Saved data entries:
========================================

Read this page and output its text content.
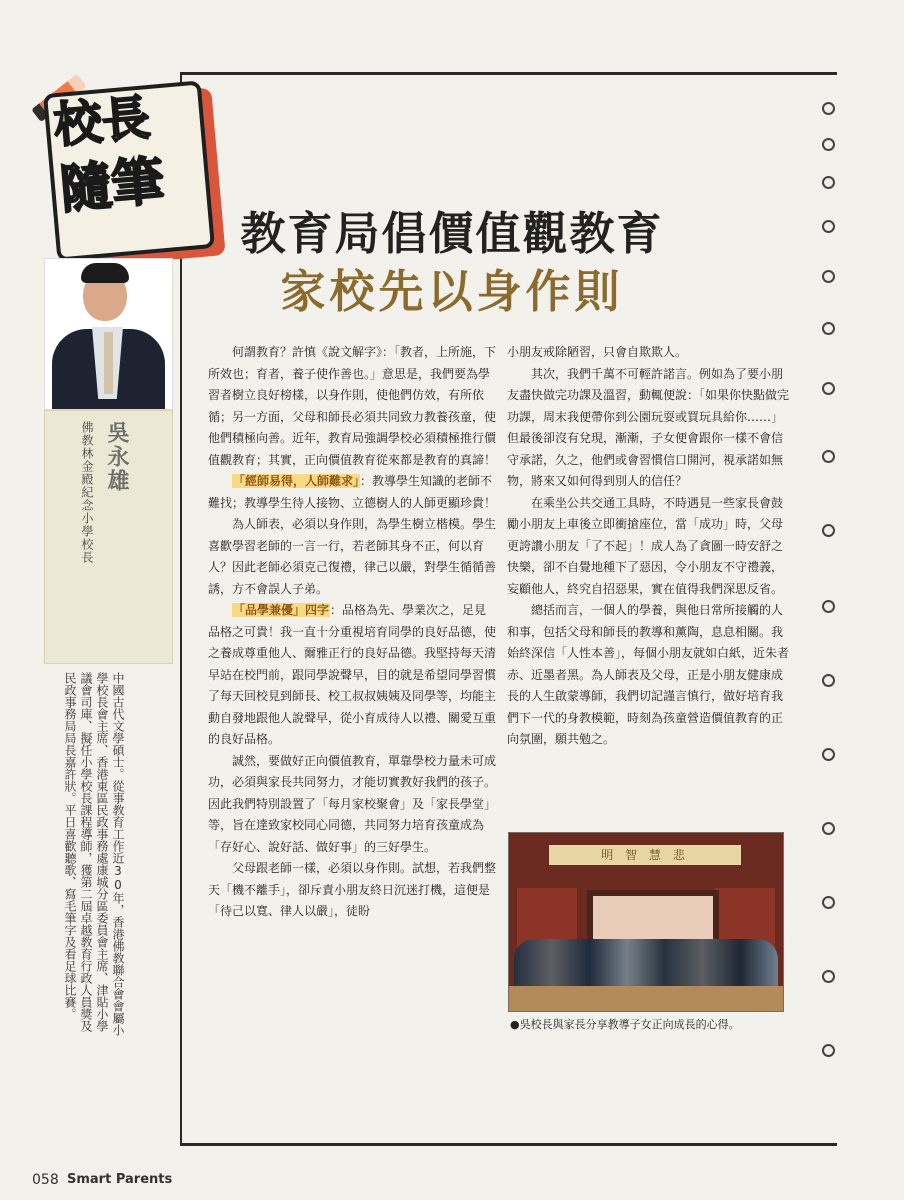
校長
隨筆
教育局倡價值觀教育
家校先以身作則
吳永雄
佛教林金殿紀念小學校長
中國古代文學碩士。從事教育工作近30年，香港佛教聯合會會屬小學校長會主席、香港東區民政事務處康城分區委員會主席、津貼小學議會司庫、擬任小學校長課程導師，獲第二屆卓越教育行政人員獎及民政事務局局長嘉許狀。平日喜歡聽歌、寫毛筆字及看足球比賽。

何謂教育？許慎《說文解字》：「教者，上所施，下所效也；育者，養子使作善也。」意思是，我們要為學習者樹立良好榜樣，以身作則，使他們仿效，有所依循；另一方面，父母和師長必須共同致力教養孩童，使他們積極向善。近年，教育局強調學校必須積極推行價值觀教育；其實，正向價值教育從來都是教育的真諦！

「經師易得，人師難求」：教導學生知識的老師不難找；教導學生待人接物、立德樹人的人師更顯珍貴！

為人師表，必須以身作則，為學生樹立楷模。學生喜歡學習老師的一言一行，若老師其身不正，何以育人？因此老師必須克己復禮，律己以嚴，對學生循循善誘，方不會誤人子弟。

「品學兼優」四字：品格為先、學業次之，足見品格之可貴！我一直十分重視培育同學的良好品德，使之養成尊重他人、爾雅正行的良好品德。我堅持每天清早站在校門前，跟同學說聲早，目的就是希望同學習慣了每天回校見到師長、校工叔叔姨姨及同學等，均能主動自發地跟他人說聲早，從小育成待人以禮、關愛互重的良好品格。

誠然，要做好正向價值教育，單靠學校力量未可成功，必須與家長共同努力，才能切實教好我們的孩子。因此我們特別設置了「每月家校聚會」及「家長學堂」等，旨在達致家校同心同德，共同努力培育孩童成為「存好心、說好話、做好事」的三好學生。

父母跟老師一樣，必須以身作則。試想，若我們整天「機不離手」，卻斥責小朋友終日沉迷打機，這便是「待己以寬、律人以嚴」，徒盼

小朋友戒除陋習，只會自欺欺人。

其次，我們千萬不可輕許諾言。例如為了要小朋友盡快做完功課及溫習，動輒便說：「如果你快點做完功課，周末我便帶你到公園玩耍或買玩具給你……」但最後卻沒有兌現，漸漸，子女便會跟你一樣不會信守承諾，久之，他們或會習慣信口開河，視承諾如無物，將來又如何得到別人的信任？

在乘坐公共交通工具時，不時遇見一些家長會鼓勵小朋友上車後立即衝搶座位，當「成功」時，父母更誇讚小朋友「了不起」！成人為了貪圖一時安舒之快樂，卻不自覺地種下了惡因，令小朋友不守禮義，妄顧他人，終究自招惡果，實在值得我們深思反省。

總括而言，一個人的學養，與他日常所接觸的人和事，包括父母和師長的教導和薰陶，息息相關。我始終深信「人性本善」，每個小朋友就如白紙，近朱者赤、近墨者黑。為人師表及父母，正是小朋友健康成長的人生啟蒙導師，我們切記謹言慎行，做好培育我們下一代的身教模範，時刻為孩童營造價值教育的正向氛圍，願共勉之。

明 智 慧 悲
●吳校長與家長分享教導子女正向成長的心得。
058 Smart Parents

========================================

#### What the exercise asks:
Lines containing the string "必須以身作則" are to be selected and copied.

#### Exercise output:
為人師表，必須以身作則，為學生樹立楷模。學生喜歡學習老師的一言一行，若老師其身不正，何以育人？因此老師必須克己復禮，律己以嚴，對學生循循善誘，方不會誤人子弟。
父母跟老師一樣，必須以身作則。試想，若我們整天「機不離手」，卻斥責小朋友終日沉迷打機，這便是「待己以寬、律人以嚴」，徒盼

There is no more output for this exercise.